Given instruction.
Copy every record below, exactly as written.

— start Information provided —

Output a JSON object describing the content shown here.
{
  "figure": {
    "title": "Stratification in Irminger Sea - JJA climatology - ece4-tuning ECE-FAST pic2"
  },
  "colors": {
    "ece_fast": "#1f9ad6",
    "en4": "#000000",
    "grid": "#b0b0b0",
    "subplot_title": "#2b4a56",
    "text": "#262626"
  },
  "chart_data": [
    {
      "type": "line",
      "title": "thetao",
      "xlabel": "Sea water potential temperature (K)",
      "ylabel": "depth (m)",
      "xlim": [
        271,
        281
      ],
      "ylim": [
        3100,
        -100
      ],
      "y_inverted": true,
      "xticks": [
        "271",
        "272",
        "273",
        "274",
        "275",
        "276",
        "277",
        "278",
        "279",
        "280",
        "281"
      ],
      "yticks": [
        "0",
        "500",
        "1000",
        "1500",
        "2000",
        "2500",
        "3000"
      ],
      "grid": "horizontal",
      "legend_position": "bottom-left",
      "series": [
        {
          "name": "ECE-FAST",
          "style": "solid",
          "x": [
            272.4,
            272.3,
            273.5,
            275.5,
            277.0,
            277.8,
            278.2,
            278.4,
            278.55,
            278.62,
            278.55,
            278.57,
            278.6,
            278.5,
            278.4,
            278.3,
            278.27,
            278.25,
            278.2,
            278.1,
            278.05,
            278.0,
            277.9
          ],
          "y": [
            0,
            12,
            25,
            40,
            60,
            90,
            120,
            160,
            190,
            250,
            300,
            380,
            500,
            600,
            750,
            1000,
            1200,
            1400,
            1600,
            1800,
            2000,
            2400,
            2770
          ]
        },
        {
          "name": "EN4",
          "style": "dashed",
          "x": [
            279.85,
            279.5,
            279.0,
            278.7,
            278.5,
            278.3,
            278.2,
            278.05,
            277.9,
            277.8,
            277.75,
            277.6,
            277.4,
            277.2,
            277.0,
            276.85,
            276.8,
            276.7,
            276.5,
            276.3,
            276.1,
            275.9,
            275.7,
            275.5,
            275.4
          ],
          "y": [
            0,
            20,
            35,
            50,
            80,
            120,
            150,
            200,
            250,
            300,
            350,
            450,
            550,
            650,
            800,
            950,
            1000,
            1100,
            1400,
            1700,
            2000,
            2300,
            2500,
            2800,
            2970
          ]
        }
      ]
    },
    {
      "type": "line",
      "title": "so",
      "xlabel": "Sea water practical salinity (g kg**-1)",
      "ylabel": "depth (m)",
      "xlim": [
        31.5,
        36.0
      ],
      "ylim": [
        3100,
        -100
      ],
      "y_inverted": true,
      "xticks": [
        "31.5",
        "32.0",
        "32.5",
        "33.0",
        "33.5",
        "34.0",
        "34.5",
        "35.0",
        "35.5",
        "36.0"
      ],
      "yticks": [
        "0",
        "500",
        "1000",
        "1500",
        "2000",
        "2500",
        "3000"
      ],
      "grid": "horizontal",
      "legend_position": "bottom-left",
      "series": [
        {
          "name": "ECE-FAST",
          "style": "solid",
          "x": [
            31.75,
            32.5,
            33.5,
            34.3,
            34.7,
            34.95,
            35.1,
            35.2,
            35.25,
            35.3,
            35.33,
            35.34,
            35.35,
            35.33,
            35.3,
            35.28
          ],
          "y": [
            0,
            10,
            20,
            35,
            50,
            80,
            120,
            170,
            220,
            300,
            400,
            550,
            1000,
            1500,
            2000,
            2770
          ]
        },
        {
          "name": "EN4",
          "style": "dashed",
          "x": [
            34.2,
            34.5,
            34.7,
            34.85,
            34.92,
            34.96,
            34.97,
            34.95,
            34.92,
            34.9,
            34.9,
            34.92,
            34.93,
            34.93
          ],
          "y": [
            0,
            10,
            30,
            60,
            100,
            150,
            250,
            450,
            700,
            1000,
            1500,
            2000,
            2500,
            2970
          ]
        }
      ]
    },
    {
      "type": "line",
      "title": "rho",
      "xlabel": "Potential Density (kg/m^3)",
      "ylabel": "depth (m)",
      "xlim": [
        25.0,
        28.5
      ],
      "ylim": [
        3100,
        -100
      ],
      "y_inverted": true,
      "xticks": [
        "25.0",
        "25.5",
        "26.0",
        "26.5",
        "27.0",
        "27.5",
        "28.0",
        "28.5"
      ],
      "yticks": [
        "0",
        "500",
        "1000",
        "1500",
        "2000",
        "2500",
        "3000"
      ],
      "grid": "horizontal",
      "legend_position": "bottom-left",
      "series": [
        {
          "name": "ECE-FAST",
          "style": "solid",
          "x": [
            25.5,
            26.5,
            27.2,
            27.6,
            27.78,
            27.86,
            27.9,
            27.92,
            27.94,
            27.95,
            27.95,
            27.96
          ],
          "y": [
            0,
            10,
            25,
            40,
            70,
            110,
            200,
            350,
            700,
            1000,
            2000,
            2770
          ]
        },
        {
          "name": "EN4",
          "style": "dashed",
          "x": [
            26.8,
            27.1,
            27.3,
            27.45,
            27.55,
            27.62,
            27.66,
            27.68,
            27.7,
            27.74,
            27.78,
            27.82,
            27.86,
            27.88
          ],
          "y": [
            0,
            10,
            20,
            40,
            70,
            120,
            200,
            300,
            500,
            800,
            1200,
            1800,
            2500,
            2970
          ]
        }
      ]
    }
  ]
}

— end Information provided —

Correct result.
Output a JSON object describing the content shown here.
{
  "figure": {
    "title": "Stratification in Irminger Sea - JJA climatology - ece4-tuning ECE-FAST pic2"
  },
  "colors": {
    "ece_fast": "#1f9ad6",
    "en4": "#000000",
    "grid": "#b0b0b0",
    "subplot_title": "#2b4a56",
    "text": "#262626"
  },
  "chart_data": [
    {
      "type": "line",
      "title": "thetao",
      "xlabel": "Sea water potential temperature (K)",
      "ylabel": "depth (m)",
      "xlim": [
        271,
        281
      ],
      "ylim": [
        3100,
        -100
      ],
      "y_inverted": true,
      "xticks": [
        "271",
        "272",
        "273",
        "274",
        "275",
        "276",
        "277",
        "278",
        "279",
        "280",
        "281"
      ],
      "yticks": [
        "0",
        "500",
        "1000",
        "1500",
        "2000",
        "2500",
        "3000"
      ],
      "grid": "horizontal",
      "legend_position": "bottom-left",
      "series": [
        {
          "name": "ECE-FAST",
          "style": "solid",
          "x": [
            272.4,
            272.3,
            273.5,
            275.5,
            277.0,
            277.8,
            278.2,
            278.4,
            278.55,
            278.62,
            278.55,
            278.57,
            278.6,
            278.5,
            278.4,
            278.3,
            278.27,
            278.25,
            278.2,
            278.1,
            278.05,
            278.0,
            277.9
          ],
          "y": [
            0,
            12,
            25,
            40,
            60,
            90,
            120,
            160,
            190,
            250,
            300,
            380,
            500,
            600,
            750,
            1000,
            1200,
            1400,
            1600,
            1800,
            2000,
            2400,
            2770
          ]
        },
        {
          "name": "EN4",
          "style": "dashed",
          "x": [
            279.85,
            279.5,
            279.0,
            278.7,
            278.5,
            278.3,
            278.2,
            278.05,
            277.9,
            277.8,
            277.75,
            277.6,
            277.4,
            277.2,
            277.0,
            276.85,
            276.8,
            276.7,
            276.5,
            276.3,
            276.1,
            275.9,
            275.7,
            275.5,
            275.4
          ],
          "y": [
            0,
            20,
            35,
            50,
            80,
            120,
            150,
            200,
            250,
            300,
            350,
            450,
            550,
            650,
            800,
            950,
            1000,
            1100,
            1400,
            1700,
            2000,
            2300,
            2500,
            2800,
            2970
          ]
        }
      ]
    },
    {
      "type": "line",
      "title": "so",
      "xlabel": "Sea water practical salinity (g kg**-1)",
      "ylabel": "depth (m)",
      "xlim": [
        31.5,
        36.0
      ],
      "ylim": [
        3100,
        -100
      ],
      "y_inverted": true,
      "xticks": [
        "31.5",
        "32.0",
        "32.5",
        "33.0",
        "33.5",
        "34.0",
        "34.5",
        "35.0",
        "35.5",
        "36.0"
      ],
      "yticks": [
        "0",
        "500",
        "1000",
        "1500",
        "2000",
        "2500",
        "3000"
      ],
      "grid": "horizontal",
      "legend_position": "bottom-left",
      "series": [
        {
          "name": "ECE-FAST",
          "style": "solid",
          "x": [
            31.75,
            32.5,
            33.5,
            34.3,
            34.7,
            34.95,
            35.1,
            35.2,
            35.25,
            35.3,
            35.33,
            35.34,
            35.35,
            35.33,
            35.3,
            35.28
          ],
          "y": [
            0,
            10,
            20,
            35,
            50,
            80,
            120,
            170,
            220,
            300,
            400,
            550,
            1000,
            1500,
            2000,
            2770
          ]
        },
        {
          "name": "EN4",
          "style": "dashed",
          "x": [
            34.2,
            34.5,
            34.7,
            34.85,
            34.92,
            34.96,
            34.97,
            34.95,
            34.92,
            34.9,
            34.9,
            34.92,
            34.93,
            34.93
          ],
          "y": [
            0,
            10,
            30,
            60,
            100,
            150,
            250,
            450,
            700,
            1000,
            1500,
            2000,
            2500,
            2970
          ]
        }
      ]
    },
    {
      "type": "line",
      "title": "rho",
      "xlabel": "Potential Density (kg/m^3)",
      "ylabel": "depth (m)",
      "xlim": [
        25.0,
        28.5
      ],
      "ylim": [
        3100,
        -100
      ],
      "y_inverted": true,
      "xticks": [
        "25.0",
        "25.5",
        "26.0",
        "26.5",
        "27.0",
        "27.5",
        "28.0",
        "28.5"
      ],
      "yticks": [
        "0",
        "500",
        "1000",
        "1500",
        "2000",
        "2500",
        "3000"
      ],
      "grid": "horizontal",
      "legend_position": "bottom-left",
      "series": [
        {
          "name": "ECE-FAST",
          "style": "solid",
          "x": [
            25.5,
            26.5,
            27.2,
            27.6,
            27.78,
            27.86,
            27.9,
            27.92,
            27.94,
            27.95,
            27.95,
            27.96
          ],
          "y": [
            0,
            10,
            25,
            40,
            70,
            110,
            200,
            350,
            700,
            1000,
            2000,
            2770
          ]
        },
        {
          "name": "EN4",
          "style": "dashed",
          "x": [
            26.8,
            27.1,
            27.3,
            27.45,
            27.55,
            27.62,
            27.66,
            27.68,
            27.7,
            27.74,
            27.78,
            27.82,
            27.86,
            27.88
          ],
          "y": [
            0,
            10,
            20,
            40,
            70,
            120,
            200,
            300,
            500,
            800,
            1200,
            1800,
            2500,
            2970
          ]
        }
      ]
    }
  ]
}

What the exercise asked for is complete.